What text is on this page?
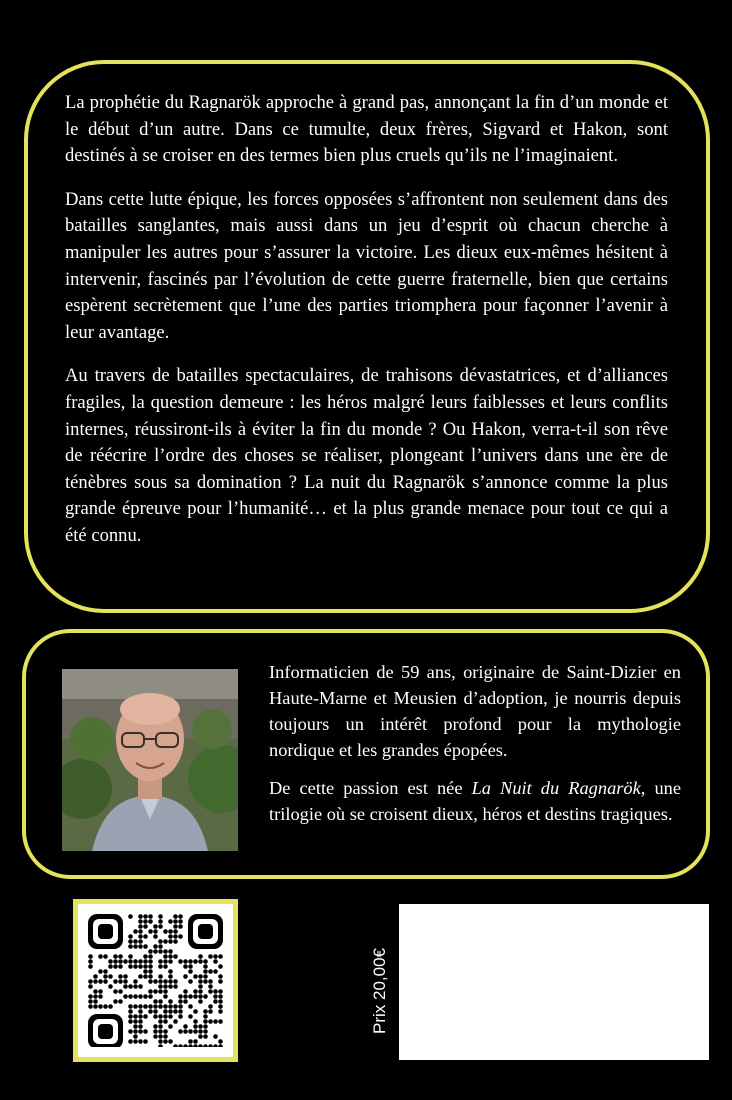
La prophétie du Ragnarök approche à grand pas, annonçant la fin d’un monde et le début d’un autre. Dans ce tumulte, deux frères, Sigvard et Hakon, sont destinés à se croiser en des termes bien plus cruels qu’ils ne l’imaginaient.

Dans cette lutte épique, les forces opposées s’affrontent non seulement dans des batailles sanglantes, mais aussi dans un jeu d’esprit où chacun cherche à manipuler les autres pour s’assurer la victoire. Les dieux eux-mêmes hésitent à intervenir, fascinés par l’évolution de cette guerre fraternelle, bien que certains espèrent secrètement que l’une des parties triomphera pour façonner l’avenir à leur avantage.

Au travers de batailles spectaculaires, de trahisons dévastatrices, et d’alliances fragiles, la question demeure : les héros malgré leurs faiblesses et leurs conflits internes, réussiront-ils à éviter la fin du monde ? Ou Hakon, verra-t-il son rêve de réécrire l’ordre des choses se réaliser, plongeant l’univers dans une ère de ténèbres sous sa domination ? La nuit du Ragnarök s’annonce comme la plus grande épreuve pour l’humanité… et la plus grande menace pour tout ce qui a été connu.

Informaticien de 59 ans, originaire de Saint-Dizier en Haute-Marne et Meusien d’adoption, je nourris depuis toujours un intérêt profond pour la mythologie nordique et les grandes épopées.

De cette passion est née La Nuit du Ragnarök, une trilogie où se croisent dieux, héros et destins tragiques.

Prix 20,00€
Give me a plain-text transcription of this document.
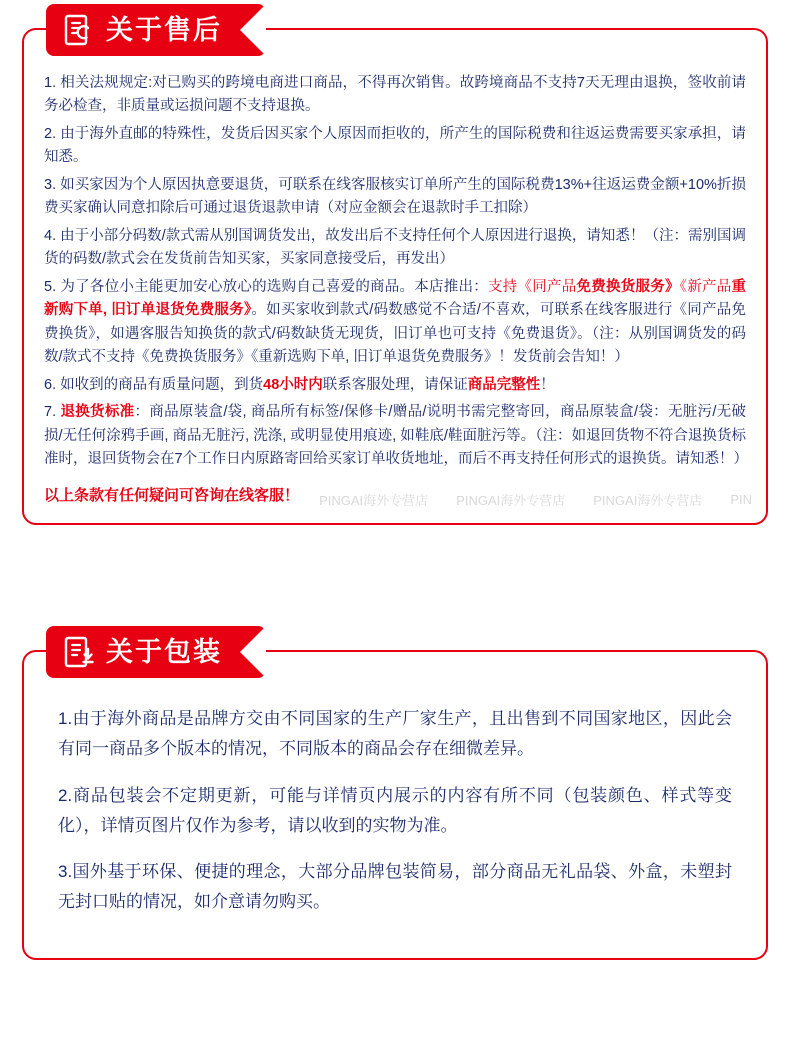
关于售后

1. 相关法规规定:对已购买的跨境电商进口商品，不得再次销售。故跨境商品不支持7天无理由退换，签收前请务必检查，非质量或运损问题不支持退换。

2. 由于海外直邮的特殊性，发货后因买家个人原因而拒收的，所产生的国际税费和往返运费需要买家承担，请知悉。

3. 如买家因为个人原因执意要退货，可联系在线客服核实订单所产生的国际税费13%+往返运费金额+10%折损费买家确认同意扣除后可通过退货退款申请（对应金额会在退款时手工扣除）

4. 由于小部分码数/款式需从别国调货发出，故发出后不支持任何个人原因进行退换，请知悉！（注：需别国调货的码数/款式会在发货前告知买家，买家同意接受后，再发出）

5. 为了各位小主能更加安心放心的选购自己喜爱的商品。本店推出：支持《同产品免费换货服务》《新产品重新购下单, 旧订单退货免费服务》。如买家收到款式/码数感觉不合适/不喜欢，可联系在线客服进行《同产品免费换货》，如遇客服告知换货的款式/码数缺货无现货，旧订单也可支持《免费退货》。（注：从别国调货发的码数/款式不支持《免费换货服务》《重新选购下单, 旧订单退货免费服务》！发货前会告知！）

6. 如收到的商品有质量问题，到货48小时内联系客服处理，请保证商品完整性！

7. 退换货标准：商品原装盒/袋, 商品所有标签/保修卡/赠品/说明书需完整寄回，商品原装盒/袋：无脏污/无破损/无任何涂鸦手画, 商品无脏污, 洗涤, 或明显使用痕迹, 如鞋底/鞋面脏污等。（注：如退回货物不符合退换货标准时，退回货物会在7个工作日内原路寄回给买家订单收货地址，而后不再支持任何形式的退换货。请知悉！）

以上条款有任何疑问可咨询在线客服！	PINGAI海外专营店 PINGAI海外专营店 PINGAI海外专营店 PIN
关于包装

1.由于海外商品是品牌方交由不同国家的生产厂家生产，且出售到不同国家地区，因此会有同一商品多个版本的情况，不同版本的商品会存在细微差异。

2.商品包装会不定期更新，可能与详情页内展示的内容有所不同（包装颜色、样式等变化），详情页图片仅作为参考，请以收到的实物为准。

3.国外基于环保、便捷的理念，大部分品牌包装简易，部分商品无礼品袋、外盒，未塑封无封口贴的情况，如介意请勿购买。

• _Directions for this task_
Keep the pictures out and write out the records exactly.

• _Response_
What text is on this page?
La prophétie du Ragnarök approche à grand pas, annonçant la fin d’un monde et le début d’un autre. Dans ce tumulte, deux frères, Sigvard et Hakon, sont destinés à se croiser en des termes bien plus cruels qu’ils ne l’imaginaient.

Dans cette lutte épique, les forces opposées s’affrontent non seulement dans des batailles sanglantes, mais aussi dans un jeu d’esprit où chacun cherche à manipuler les autres pour s’assurer la victoire. Les dieux eux-mêmes hésitent à intervenir, fascinés par l’évolution de cette guerre fraternelle, bien que certains espèrent secrètement que l’une des parties triomphera pour façonner l’avenir à leur avantage.

Au travers de batailles spectaculaires, de trahisons dévastatrices, et d’alliances fragiles, la question demeure : les héros malgré leurs faiblesses et leurs conflits internes, réussiront-ils à éviter la fin du monde ? Ou Hakon, verra-t-il son rêve de réécrire l’ordre des choses se réaliser, plongeant l’univers dans une ère de ténèbres sous sa domination ? La nuit du Ragnarök s’annonce comme la plus grande épreuve pour l’humanité… et la plus grande menace pour tout ce qui a été connu.

Informaticien de 59 ans, originaire de Saint-Dizier en Haute-Marne et Meusien d’adoption, je nourris depuis toujours un intérêt profond pour la mythologie nordique et les grandes épopées.

De cette passion est née La Nuit du Ragnarök, une trilogie où se croisent dieux, héros et destins tragiques.

Prix 20,00€
Give me a plain-text transcription of this document.
关于售后

1. 相关法规规定:对已购买的跨境电商进口商品，不得再次销售。故跨境商品不支持7天无理由退换，签收前请务必检查，非质量或运损问题不支持退换。

2. 由于海外直邮的特殊性，发货后因买家个人原因而拒收的，所产生的国际税费和往返运费需要买家承担，请知悉。

3. 如买家因为个人原因执意要退货，可联系在线客服核实订单所产生的国际税费13%+往返运费金额+10%折损费买家确认同意扣除后可通过退货退款申请（对应金额会在退款时手工扣除）

4. 由于小部分码数/款式需从别国调货发出，故发出后不支持任何个人原因进行退换，请知悉！（注：需别国调货的码数/款式会在发货前告知买家，买家同意接受后，再发出）

5. 为了各位小主能更加安心放心的选购自己喜爱的商品。本店推出：支持《同产品免费换货服务》《新产品重新购下单, 旧订单退货免费服务》。如买家收到款式/码数感觉不合适/不喜欢，可联系在线客服进行《同产品免费换货》，如遇客服告知换货的款式/码数缺货无现货，旧订单也可支持《免费退货》。（注：从别国调货发的码数/款式不支持《免费换货服务》《重新选购下单, 旧订单退货免费服务》！发货前会告知！）

6. 如收到的商品有质量问题，到货48小时内联系客服处理，请保证商品完整性！

7. 退换货标准：商品原装盒/袋, 商品所有标签/保修卡/赠品/说明书需完整寄回，商品原装盒/袋：无脏污/无破损/无任何涂鸦手画, 商品无脏污, 洗涤, 或明显使用痕迹, 如鞋底/鞋面脏污等。（注：如退回货物不符合退换货标准时，退回货物会在7个工作日内原路寄回给买家订单收货地址，而后不再支持任何形式的退换货。请知悉！）

以上条款有任何疑问可咨询在线客服！	PINGAI海外专营店 PINGAI海外专营店 PINGAI海外专营店 PIN
关于包装

1.由于海外商品是品牌方交由不同国家的生产厂家生产，且出售到不同国家地区，因此会有同一商品多个版本的情况，不同版本的商品会存在细微差异。

2.商品包装会不定期更新，可能与详情页内展示的内容有所不同（包装颜色、样式等变化），详情页图片仅作为参考，请以收到的实物为准。

3.国外基于环保、便捷的理念，大部分品牌包装简易，部分商品无礼品袋、外盒，未塑封无封口贴的情况，如介意请勿购买。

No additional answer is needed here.